Saved entries
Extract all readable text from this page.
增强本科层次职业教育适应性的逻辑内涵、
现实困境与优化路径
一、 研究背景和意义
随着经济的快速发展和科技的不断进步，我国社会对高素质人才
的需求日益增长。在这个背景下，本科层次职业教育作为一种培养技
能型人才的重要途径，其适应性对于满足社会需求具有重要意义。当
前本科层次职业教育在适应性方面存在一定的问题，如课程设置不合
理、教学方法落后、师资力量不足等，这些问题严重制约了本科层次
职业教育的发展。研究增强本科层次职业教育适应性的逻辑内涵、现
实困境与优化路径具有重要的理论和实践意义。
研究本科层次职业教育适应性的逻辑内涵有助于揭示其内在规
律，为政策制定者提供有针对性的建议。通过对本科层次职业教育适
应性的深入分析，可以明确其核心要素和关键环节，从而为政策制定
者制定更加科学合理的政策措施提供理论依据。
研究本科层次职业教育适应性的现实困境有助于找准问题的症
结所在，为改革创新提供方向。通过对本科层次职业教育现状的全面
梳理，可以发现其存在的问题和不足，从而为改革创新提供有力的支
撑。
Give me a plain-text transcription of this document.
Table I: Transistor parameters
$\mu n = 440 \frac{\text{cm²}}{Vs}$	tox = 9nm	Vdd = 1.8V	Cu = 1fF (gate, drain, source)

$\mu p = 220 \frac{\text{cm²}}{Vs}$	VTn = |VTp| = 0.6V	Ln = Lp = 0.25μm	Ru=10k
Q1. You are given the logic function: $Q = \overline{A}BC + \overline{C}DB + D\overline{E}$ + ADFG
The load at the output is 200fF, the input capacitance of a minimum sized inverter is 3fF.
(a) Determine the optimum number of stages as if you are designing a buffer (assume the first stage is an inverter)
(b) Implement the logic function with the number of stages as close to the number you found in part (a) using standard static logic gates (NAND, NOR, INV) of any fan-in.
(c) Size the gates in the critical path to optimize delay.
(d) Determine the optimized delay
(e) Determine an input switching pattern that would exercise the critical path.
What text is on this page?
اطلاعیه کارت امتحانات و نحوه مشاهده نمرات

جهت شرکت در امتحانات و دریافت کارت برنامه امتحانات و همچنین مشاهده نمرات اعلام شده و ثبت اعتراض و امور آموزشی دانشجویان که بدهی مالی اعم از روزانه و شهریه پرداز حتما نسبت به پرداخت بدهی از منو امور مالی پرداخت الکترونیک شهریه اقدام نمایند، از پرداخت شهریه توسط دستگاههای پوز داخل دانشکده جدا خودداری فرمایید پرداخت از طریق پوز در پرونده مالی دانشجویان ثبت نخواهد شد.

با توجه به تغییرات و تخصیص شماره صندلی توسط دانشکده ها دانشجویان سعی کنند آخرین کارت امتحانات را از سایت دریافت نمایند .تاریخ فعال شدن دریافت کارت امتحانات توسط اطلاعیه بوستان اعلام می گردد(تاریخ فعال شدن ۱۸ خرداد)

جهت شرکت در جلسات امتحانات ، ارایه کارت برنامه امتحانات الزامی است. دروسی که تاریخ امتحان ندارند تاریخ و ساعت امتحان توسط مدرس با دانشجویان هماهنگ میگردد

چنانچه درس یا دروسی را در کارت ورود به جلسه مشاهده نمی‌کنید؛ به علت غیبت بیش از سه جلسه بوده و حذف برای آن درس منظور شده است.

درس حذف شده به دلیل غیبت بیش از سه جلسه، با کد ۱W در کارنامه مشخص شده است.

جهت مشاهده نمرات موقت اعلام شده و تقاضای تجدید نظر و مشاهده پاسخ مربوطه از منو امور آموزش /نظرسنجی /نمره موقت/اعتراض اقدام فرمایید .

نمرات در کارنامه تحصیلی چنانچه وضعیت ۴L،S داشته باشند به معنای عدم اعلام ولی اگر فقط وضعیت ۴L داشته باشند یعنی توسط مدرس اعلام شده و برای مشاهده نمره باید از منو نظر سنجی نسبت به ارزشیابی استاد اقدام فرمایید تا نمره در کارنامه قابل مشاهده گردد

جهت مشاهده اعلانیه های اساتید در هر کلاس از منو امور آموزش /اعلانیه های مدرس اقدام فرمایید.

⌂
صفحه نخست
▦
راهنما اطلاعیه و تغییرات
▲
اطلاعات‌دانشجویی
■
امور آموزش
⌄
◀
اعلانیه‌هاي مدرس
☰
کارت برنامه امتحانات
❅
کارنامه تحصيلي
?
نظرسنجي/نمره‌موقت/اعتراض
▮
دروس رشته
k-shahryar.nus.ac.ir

TO BE DONE
Each entry above is to be printed again exactly.

RESULT OF THIS TASK
Extract all readable text from this page.
增强本科层次职业教育适应性的逻辑内涵、
现实困境与优化路径
一、 研究背景和意义
随着经济的快速发展和科技的不断进步，我国社会对高素质人才
的需求日益增长。在这个背景下，本科层次职业教育作为一种培养技
能型人才的重要途径，其适应性对于满足社会需求具有重要意义。当
前本科层次职业教育在适应性方面存在一定的问题，如课程设置不合
理、教学方法落后、师资力量不足等，这些问题严重制约了本科层次
职业教育的发展。研究增强本科层次职业教育适应性的逻辑内涵、现
实困境与优化路径具有重要的理论和实践意义。
研究本科层次职业教育适应性的逻辑内涵有助于揭示其内在规
律，为政策制定者提供有针对性的建议。通过对本科层次职业教育适
应性的深入分析，可以明确其核心要素和关键环节，从而为政策制定
者制定更加科学合理的政策措施提供理论依据。
研究本科层次职业教育适应性的现实困境有助于找准问题的症
结所在，为改革创新提供方向。通过对本科层次职业教育现状的全面
梳理，可以发现其存在的问题和不足，从而为改革创新提供有力的支
撑。
Give me a plain-text transcription of this document.
Table I: Transistor parameters
$\mu n = 440 \frac{\text{cm²}}{Vs}$	tox = 9nm	Vdd = 1.8V	Cu = 1fF (gate, drain, source)

$\mu p = 220 \frac{\text{cm²}}{Vs}$	VTn = |VTp| = 0.6V	Ln = Lp = 0.25μm	Ru=10k
Q1. You are given the logic function: $Q = \overline{A}BC + \overline{C}DB + D\overline{E}$ + ADFG
The load at the output is 200fF, the input capacitance of a minimum sized inverter is 3fF.
(a) Determine the optimum number of stages as if you are designing a buffer (assume the first stage is an inverter)
(b) Implement the logic function with the number of stages as close to the number you found in part (a) using standard static logic gates (NAND, NOR, INV) of any fan-in.
(c) Size the gates in the critical path to optimize delay.
(d) Determine the optimized delay
(e) Determine an input switching pattern that would exercise the critical path.
What text is on this page?
اطلاعیه کارت امتحانات و نحوه مشاهده نمرات

جهت شرکت در امتحانات و دریافت کارت برنامه امتحانات و همچنین مشاهده نمرات اعلام شده و ثبت اعتراض و امور آموزشی دانشجویان که بدهی مالی اعم از روزانه و شهریه پرداز حتما نسبت به پرداخت بدهی از منو امور مالی پرداخت الکترونیک شهریه اقدام نمایند، از پرداخت شهریه توسط دستگاههای پوز داخل دانشکده جدا خودداری فرمایید پرداخت از طریق پوز در پرونده مالی دانشجویان ثبت نخواهد شد.

با توجه به تغییرات و تخصیص شماره صندلی توسط دانشکده ها دانشجویان سعی کنند آخرین کارت امتحانات را از سایت دریافت نمایند .تاریخ فعال شدن دریافت کارت امتحانات توسط اطلاعیه بوستان اعلام می گردد(تاریخ فعال شدن ۱۸ خرداد)

جهت شرکت در جلسات امتحانات ، ارایه کارت برنامه امتحانات الزامی است. دروسی که تاریخ امتحان ندارند تاریخ و ساعت امتحان توسط مدرس با دانشجویان هماهنگ میگردد

چنانچه درس یا دروسی را در کارت ورود به جلسه مشاهده نمی‌کنید؛ به علت غیبت بیش از سه جلسه بوده و حذف برای آن درس منظور شده است.

درس حذف شده به دلیل غیبت بیش از سه جلسه، با کد ۱W در کارنامه مشخص شده است.

جهت مشاهده نمرات موقت اعلام شده و تقاضای تجدید نظر و مشاهده پاسخ مربوطه از منو امور آموزش /نظرسنجی /نمره موقت/اعتراض اقدام فرمایید .

نمرات در کارنامه تحصیلی چنانچه وضعیت ۴L،S داشته باشند به معنای عدم اعلام ولی اگر فقط وضعیت ۴L داشته باشند یعنی توسط مدرس اعلام شده و برای مشاهده نمره باید از منو نظر سنجی نسبت به ارزشیابی استاد اقدام فرمایید تا نمره در کارنامه قابل مشاهده گردد

جهت مشاهده اعلانیه های اساتید در هر کلاس از منو امور آموزش /اعلانیه های مدرس اقدام فرمایید.

⌂
صفحه نخست
▦
راهنما اطلاعیه و تغییرات
▲
اطلاعات‌دانشجویی
■
امور آموزش
⌄
◀
اعلانیه‌هاي مدرس
☰
کارت برنامه امتحانات
❅
کارنامه تحصيلي
?
نظرسنجي/نمره‌موقت/اعتراض
▮
دروس رشته
k-shahryar.nus.ac.ir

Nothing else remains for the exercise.